Lines of data:
■ ■ ■ ■ ■ ■ ■

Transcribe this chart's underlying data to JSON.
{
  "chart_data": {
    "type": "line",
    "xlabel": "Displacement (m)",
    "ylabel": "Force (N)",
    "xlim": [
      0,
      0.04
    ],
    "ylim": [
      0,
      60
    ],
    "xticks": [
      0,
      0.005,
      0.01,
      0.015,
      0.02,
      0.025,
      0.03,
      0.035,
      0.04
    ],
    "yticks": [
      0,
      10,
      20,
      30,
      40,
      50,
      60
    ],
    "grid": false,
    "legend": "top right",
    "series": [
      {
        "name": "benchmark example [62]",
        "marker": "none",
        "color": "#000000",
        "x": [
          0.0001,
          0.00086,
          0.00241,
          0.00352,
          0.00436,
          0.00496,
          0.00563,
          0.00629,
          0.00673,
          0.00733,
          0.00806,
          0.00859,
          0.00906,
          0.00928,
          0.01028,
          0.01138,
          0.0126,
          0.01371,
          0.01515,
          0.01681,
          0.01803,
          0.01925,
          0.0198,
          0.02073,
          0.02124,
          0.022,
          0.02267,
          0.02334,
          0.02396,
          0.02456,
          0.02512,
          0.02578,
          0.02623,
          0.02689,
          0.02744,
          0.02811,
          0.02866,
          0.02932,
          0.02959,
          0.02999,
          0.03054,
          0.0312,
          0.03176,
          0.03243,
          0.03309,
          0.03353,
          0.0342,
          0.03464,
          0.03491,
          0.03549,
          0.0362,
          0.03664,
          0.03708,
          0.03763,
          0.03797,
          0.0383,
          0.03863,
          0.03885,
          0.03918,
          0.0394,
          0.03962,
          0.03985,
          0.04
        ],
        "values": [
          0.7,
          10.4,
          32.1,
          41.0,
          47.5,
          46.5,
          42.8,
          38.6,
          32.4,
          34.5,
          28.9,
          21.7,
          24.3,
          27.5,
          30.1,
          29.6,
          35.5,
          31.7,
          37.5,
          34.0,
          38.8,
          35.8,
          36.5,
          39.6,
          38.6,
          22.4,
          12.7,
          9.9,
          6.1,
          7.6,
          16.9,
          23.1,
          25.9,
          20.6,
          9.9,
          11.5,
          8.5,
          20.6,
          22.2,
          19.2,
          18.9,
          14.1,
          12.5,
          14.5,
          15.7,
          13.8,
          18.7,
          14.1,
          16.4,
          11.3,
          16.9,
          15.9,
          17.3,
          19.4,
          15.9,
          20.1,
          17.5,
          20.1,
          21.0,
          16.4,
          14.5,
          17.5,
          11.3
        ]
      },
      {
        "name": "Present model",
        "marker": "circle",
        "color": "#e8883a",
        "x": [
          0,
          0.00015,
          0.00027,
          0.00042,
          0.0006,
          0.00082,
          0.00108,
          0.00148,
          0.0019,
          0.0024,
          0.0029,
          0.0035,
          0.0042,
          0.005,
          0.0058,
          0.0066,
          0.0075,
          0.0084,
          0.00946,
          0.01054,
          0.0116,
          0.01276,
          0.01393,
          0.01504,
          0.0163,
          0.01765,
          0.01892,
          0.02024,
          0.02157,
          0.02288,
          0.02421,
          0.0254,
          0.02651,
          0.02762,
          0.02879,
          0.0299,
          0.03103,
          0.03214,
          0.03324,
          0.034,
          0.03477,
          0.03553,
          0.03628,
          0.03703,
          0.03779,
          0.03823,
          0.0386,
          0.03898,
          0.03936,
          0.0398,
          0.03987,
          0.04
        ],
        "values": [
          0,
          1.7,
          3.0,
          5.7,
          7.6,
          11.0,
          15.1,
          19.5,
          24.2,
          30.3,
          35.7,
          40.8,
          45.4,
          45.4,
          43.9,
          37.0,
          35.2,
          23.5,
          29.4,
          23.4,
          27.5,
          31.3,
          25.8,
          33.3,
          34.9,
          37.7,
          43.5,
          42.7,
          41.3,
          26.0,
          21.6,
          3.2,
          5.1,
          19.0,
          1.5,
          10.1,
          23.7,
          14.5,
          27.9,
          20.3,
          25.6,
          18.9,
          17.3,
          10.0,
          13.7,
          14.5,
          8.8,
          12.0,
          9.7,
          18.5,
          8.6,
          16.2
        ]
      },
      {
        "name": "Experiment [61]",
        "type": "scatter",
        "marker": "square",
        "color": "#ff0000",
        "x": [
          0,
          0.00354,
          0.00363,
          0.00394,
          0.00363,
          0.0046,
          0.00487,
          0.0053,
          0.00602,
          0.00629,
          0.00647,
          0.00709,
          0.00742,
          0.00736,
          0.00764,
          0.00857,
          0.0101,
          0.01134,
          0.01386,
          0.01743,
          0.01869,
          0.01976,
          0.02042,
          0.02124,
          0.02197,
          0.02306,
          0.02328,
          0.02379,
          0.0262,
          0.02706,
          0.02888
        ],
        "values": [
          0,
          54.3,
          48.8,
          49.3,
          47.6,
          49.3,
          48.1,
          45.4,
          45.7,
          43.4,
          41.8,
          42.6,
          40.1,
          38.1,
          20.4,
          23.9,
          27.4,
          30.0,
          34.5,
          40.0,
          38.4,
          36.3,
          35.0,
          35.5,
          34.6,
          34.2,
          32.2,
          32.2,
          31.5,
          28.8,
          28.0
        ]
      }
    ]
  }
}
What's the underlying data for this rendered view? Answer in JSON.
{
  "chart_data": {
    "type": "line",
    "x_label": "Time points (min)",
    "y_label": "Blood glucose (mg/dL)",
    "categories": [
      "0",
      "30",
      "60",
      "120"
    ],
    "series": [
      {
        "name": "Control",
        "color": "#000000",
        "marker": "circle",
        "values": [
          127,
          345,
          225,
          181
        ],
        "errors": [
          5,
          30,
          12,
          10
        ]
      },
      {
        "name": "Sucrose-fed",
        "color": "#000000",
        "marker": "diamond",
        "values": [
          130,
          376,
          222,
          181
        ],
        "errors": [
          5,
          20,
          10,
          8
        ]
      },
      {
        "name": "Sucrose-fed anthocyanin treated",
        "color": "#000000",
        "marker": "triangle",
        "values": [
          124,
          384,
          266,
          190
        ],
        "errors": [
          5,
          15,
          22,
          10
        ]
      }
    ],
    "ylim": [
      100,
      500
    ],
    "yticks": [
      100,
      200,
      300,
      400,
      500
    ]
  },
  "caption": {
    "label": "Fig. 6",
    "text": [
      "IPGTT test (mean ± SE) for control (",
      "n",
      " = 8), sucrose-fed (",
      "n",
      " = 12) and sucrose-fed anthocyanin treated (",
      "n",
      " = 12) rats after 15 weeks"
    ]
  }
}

■ ■ ■ ■ ■ ■ ■

- Aim -
All of the entries should be written out again exactly.

- Solution -
Transcribe this chart's underlying data to JSON.
{
  "chart_data": {
    "type": "line",
    "xlabel": "Displacement (m)",
    "ylabel": "Force (N)",
    "xlim": [
      0,
      0.04
    ],
    "ylim": [
      0,
      60
    ],
    "xticks": [
      0,
      0.005,
      0.01,
      0.015,
      0.02,
      0.025,
      0.03,
      0.035,
      0.04
    ],
    "yticks": [
      0,
      10,
      20,
      30,
      40,
      50,
      60
    ],
    "grid": false,
    "legend": "top right",
    "series": [
      {
        "name": "benchmark example [62]",
        "marker": "none",
        "color": "#000000",
        "x": [
          0.0001,
          0.00086,
          0.00241,
          0.00352,
          0.00436,
          0.00496,
          0.00563,
          0.00629,
          0.00673,
          0.00733,
          0.00806,
          0.00859,
          0.00906,
          0.00928,
          0.01028,
          0.01138,
          0.0126,
          0.01371,
          0.01515,
          0.01681,
          0.01803,
          0.01925,
          0.0198,
          0.02073,
          0.02124,
          0.022,
          0.02267,
          0.02334,
          0.02396,
          0.02456,
          0.02512,
          0.02578,
          0.02623,
          0.02689,
          0.02744,
          0.02811,
          0.02866,
          0.02932,
          0.02959,
          0.02999,
          0.03054,
          0.0312,
          0.03176,
          0.03243,
          0.03309,
          0.03353,
          0.0342,
          0.03464,
          0.03491,
          0.03549,
          0.0362,
          0.03664,
          0.03708,
          0.03763,
          0.03797,
          0.0383,
          0.03863,
          0.03885,
          0.03918,
          0.0394,
          0.03962,
          0.03985,
          0.04
        ],
        "values": [
          0.7,
          10.4,
          32.1,
          41.0,
          47.5,
          46.5,
          42.8,
          38.6,
          32.4,
          34.5,
          28.9,
          21.7,
          24.3,
          27.5,
          30.1,
          29.6,
          35.5,
          31.7,
          37.5,
          34.0,
          38.8,
          35.8,
          36.5,
          39.6,
          38.6,
          22.4,
          12.7,
          9.9,
          6.1,
          7.6,
          16.9,
          23.1,
          25.9,
          20.6,
          9.9,
          11.5,
          8.5,
          20.6,
          22.2,
          19.2,
          18.9,
          14.1,
          12.5,
          14.5,
          15.7,
          13.8,
          18.7,
          14.1,
          16.4,
          11.3,
          16.9,
          15.9,
          17.3,
          19.4,
          15.9,
          20.1,
          17.5,
          20.1,
          21.0,
          16.4,
          14.5,
          17.5,
          11.3
        ]
      },
      {
        "name": "Present model",
        "marker": "circle",
        "color": "#e8883a",
        "x": [
          0,
          0.00015,
          0.00027,
          0.00042,
          0.0006,
          0.00082,
          0.00108,
          0.00148,
          0.0019,
          0.0024,
          0.0029,
          0.0035,
          0.0042,
          0.005,
          0.0058,
          0.0066,
          0.0075,
          0.0084,
          0.00946,
          0.01054,
          0.0116,
          0.01276,
          0.01393,
          0.01504,
          0.0163,
          0.01765,
          0.01892,
          0.02024,
          0.02157,
          0.02288,
          0.02421,
          0.0254,
          0.02651,
          0.02762,
          0.02879,
          0.0299,
          0.03103,
          0.03214,
          0.03324,
          0.034,
          0.03477,
          0.03553,
          0.03628,
          0.03703,
          0.03779,
          0.03823,
          0.0386,
          0.03898,
          0.03936,
          0.0398,
          0.03987,
          0.04
        ],
        "values": [
          0,
          1.7,
          3.0,
          5.7,
          7.6,
          11.0,
          15.1,
          19.5,
          24.2,
          30.3,
          35.7,
          40.8,
          45.4,
          45.4,
          43.9,
          37.0,
          35.2,
          23.5,
          29.4,
          23.4,
          27.5,
          31.3,
          25.8,
          33.3,
          34.9,
          37.7,
          43.5,
          42.7,
          41.3,
          26.0,
          21.6,
          3.2,
          5.1,
          19.0,
          1.5,
          10.1,
          23.7,
          14.5,
          27.9,
          20.3,
          25.6,
          18.9,
          17.3,
          10.0,
          13.7,
          14.5,
          8.8,
          12.0,
          9.7,
          18.5,
          8.6,
          16.2
        ]
      },
      {
        "name": "Experiment [61]",
        "type": "scatter",
        "marker": "square",
        "color": "#ff0000",
        "x": [
          0,
          0.00354,
          0.00363,
          0.00394,
          0.00363,
          0.0046,
          0.00487,
          0.0053,
          0.00602,
          0.00629,
          0.00647,
          0.00709,
          0.00742,
          0.00736,
          0.00764,
          0.00857,
          0.0101,
          0.01134,
          0.01386,
          0.01743,
          0.01869,
          0.01976,
          0.02042,
          0.02124,
          0.02197,
          0.02306,
          0.02328,
          0.02379,
          0.0262,
          0.02706,
          0.02888
        ],
        "values": [
          0,
          54.3,
          48.8,
          49.3,
          47.6,
          49.3,
          48.1,
          45.4,
          45.7,
          43.4,
          41.8,
          42.6,
          40.1,
          38.1,
          20.4,
          23.9,
          27.4,
          30.0,
          34.5,
          40.0,
          38.4,
          36.3,
          35.0,
          35.5,
          34.6,
          34.2,
          32.2,
          32.2,
          31.5,
          28.8,
          28.0
        ]
      }
    ]
  }
}
What's the underlying data for this rendered view? Answer in JSON.
{
  "chart_data": {
    "type": "line",
    "x_label": "Time points (min)",
    "y_label": "Blood glucose (mg/dL)",
    "categories": [
      "0",
      "30",
      "60",
      "120"
    ],
    "series": [
      {
        "name": "Control",
        "color": "#000000",
        "marker": "circle",
        "values": [
          127,
          345,
          225,
          181
        ],
        "errors": [
          5,
          30,
          12,
          10
        ]
      },
      {
        "name": "Sucrose-fed",
        "color": "#000000",
        "marker": "diamond",
        "values": [
          130,
          376,
          222,
          181
        ],
        "errors": [
          5,
          20,
          10,
          8
        ]
      },
      {
        "name": "Sucrose-fed anthocyanin treated",
        "color": "#000000",
        "marker": "triangle",
        "values": [
          124,
          384,
          266,
          190
        ],
        "errors": [
          5,
          15,
          22,
          10
        ]
      }
    ],
    "ylim": [
      100,
      500
    ],
    "yticks": [
      100,
      200,
      300,
      400,
      500
    ]
  },
  "caption": {
    "label": "Fig. 6",
    "text": [
      "IPGTT test (mean ± SE) for control (",
      "n",
      " = 8), sucrose-fed (",
      "n",
      " = 12) and sucrose-fed anthocyanin treated (",
      "n",
      " = 12) rats after 15 weeks"
    ]
  }
}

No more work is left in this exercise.